[GOAL]:
Return all of the lines below exactly as they are.

─── RECORDS PROVIDED

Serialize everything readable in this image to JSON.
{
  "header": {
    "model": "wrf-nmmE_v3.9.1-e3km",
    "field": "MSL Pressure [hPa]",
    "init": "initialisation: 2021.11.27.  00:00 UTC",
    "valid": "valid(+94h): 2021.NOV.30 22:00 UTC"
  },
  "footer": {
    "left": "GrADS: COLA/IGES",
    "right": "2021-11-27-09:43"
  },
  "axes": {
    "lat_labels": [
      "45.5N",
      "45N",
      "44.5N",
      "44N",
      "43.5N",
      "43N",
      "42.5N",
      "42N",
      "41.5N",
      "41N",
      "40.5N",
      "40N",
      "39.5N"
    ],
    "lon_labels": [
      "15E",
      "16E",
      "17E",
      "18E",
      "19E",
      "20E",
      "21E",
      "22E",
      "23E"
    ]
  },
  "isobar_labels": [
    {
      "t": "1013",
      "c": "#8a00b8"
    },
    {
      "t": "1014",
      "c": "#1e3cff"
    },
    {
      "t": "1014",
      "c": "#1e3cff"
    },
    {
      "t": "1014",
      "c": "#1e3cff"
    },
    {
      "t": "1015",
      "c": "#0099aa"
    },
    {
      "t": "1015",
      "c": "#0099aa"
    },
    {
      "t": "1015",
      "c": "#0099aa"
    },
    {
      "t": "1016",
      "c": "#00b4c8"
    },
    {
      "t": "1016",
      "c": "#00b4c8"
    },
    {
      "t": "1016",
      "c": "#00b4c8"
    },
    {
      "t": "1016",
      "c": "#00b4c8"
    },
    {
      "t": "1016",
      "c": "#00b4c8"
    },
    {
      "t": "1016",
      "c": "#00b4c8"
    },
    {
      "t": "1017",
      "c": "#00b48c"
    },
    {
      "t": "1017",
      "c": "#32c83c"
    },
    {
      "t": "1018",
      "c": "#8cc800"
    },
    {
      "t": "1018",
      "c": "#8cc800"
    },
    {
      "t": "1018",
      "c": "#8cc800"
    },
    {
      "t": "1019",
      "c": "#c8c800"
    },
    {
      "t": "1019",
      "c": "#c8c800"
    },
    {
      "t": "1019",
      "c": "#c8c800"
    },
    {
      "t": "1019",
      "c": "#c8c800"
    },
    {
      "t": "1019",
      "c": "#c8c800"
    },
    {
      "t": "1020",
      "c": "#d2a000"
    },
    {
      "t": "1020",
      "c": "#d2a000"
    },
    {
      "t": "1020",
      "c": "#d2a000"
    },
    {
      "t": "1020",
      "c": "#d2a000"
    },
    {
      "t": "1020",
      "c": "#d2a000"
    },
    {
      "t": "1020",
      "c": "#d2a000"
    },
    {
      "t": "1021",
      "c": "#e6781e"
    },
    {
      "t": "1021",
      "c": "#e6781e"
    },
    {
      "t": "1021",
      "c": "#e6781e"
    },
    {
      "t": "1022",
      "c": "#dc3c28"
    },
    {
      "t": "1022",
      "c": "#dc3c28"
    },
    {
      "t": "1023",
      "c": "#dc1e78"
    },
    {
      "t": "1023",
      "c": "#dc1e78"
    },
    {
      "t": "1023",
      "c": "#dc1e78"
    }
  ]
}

──────

[RESULT OF THE TASK]:
Serialize everything readable in this image to JSON.
{
  "header": {
    "model": "wrf-nmmE_v3.9.1-e3km",
    "field": "MSL Pressure [hPa]",
    "init": "initialisation: 2021.11.27.  00:00 UTC",
    "valid": "valid(+94h): 2021.NOV.30 22:00 UTC"
  },
  "footer": {
    "left": "GrADS: COLA/IGES",
    "right": "2021-11-27-09:43"
  },
  "axes": {
    "lat_labels": [
      "45.5N",
      "45N",
      "44.5N",
      "44N",
      "43.5N",
      "43N",
      "42.5N",
      "42N",
      "41.5N",
      "41N",
      "40.5N",
      "40N",
      "39.5N"
    ],
    "lon_labels": [
      "15E",
      "16E",
      "17E",
      "18E",
      "19E",
      "20E",
      "21E",
      "22E",
      "23E"
    ]
  },
  "isobar_labels": [
    {
      "t": "1013",
      "c": "#8a00b8"
    },
    {
      "t": "1014",
      "c": "#1e3cff"
    },
    {
      "t": "1014",
      "c": "#1e3cff"
    },
    {
      "t": "1014",
      "c": "#1e3cff"
    },
    {
      "t": "1015",
      "c": "#0099aa"
    },
    {
      "t": "1015",
      "c": "#0099aa"
    },
    {
      "t": "1015",
      "c": "#0099aa"
    },
    {
      "t": "1016",
      "c": "#00b4c8"
    },
    {
      "t": "1016",
      "c": "#00b4c8"
    },
    {
      "t": "1016",
      "c": "#00b4c8"
    },
    {
      "t": "1016",
      "c": "#00b4c8"
    },
    {
      "t": "1016",
      "c": "#00b4c8"
    },
    {
      "t": "1016",
      "c": "#00b4c8"
    },
    {
      "t": "1017",
      "c": "#00b48c"
    },
    {
      "t": "1017",
      "c": "#32c83c"
    },
    {
      "t": "1018",
      "c": "#8cc800"
    },
    {
      "t": "1018",
      "c": "#8cc800"
    },
    {
      "t": "1018",
      "c": "#8cc800"
    },
    {
      "t": "1019",
      "c": "#c8c800"
    },
    {
      "t": "1019",
      "c": "#c8c800"
    },
    {
      "t": "1019",
      "c": "#c8c800"
    },
    {
      "t": "1019",
      "c": "#c8c800"
    },
    {
      "t": "1019",
      "c": "#c8c800"
    },
    {
      "t": "1020",
      "c": "#d2a000"
    },
    {
      "t": "1020",
      "c": "#d2a000"
    },
    {
      "t": "1020",
      "c": "#d2a000"
    },
    {
      "t": "1020",
      "c": "#d2a000"
    },
    {
      "t": "1020",
      "c": "#d2a000"
    },
    {
      "t": "1020",
      "c": "#d2a000"
    },
    {
      "t": "1021",
      "c": "#e6781e"
    },
    {
      "t": "1021",
      "c": "#e6781e"
    },
    {
      "t": "1021",
      "c": "#e6781e"
    },
    {
      "t": "1022",
      "c": "#dc3c28"
    },
    {
      "t": "1022",
      "c": "#dc3c28"
    },
    {
      "t": "1023",
      "c": "#dc1e78"
    },
    {
      "t": "1023",
      "c": "#dc1e78"
    },
    {
      "t": "1023",
      "c": "#dc1e78"
    }
  ]
}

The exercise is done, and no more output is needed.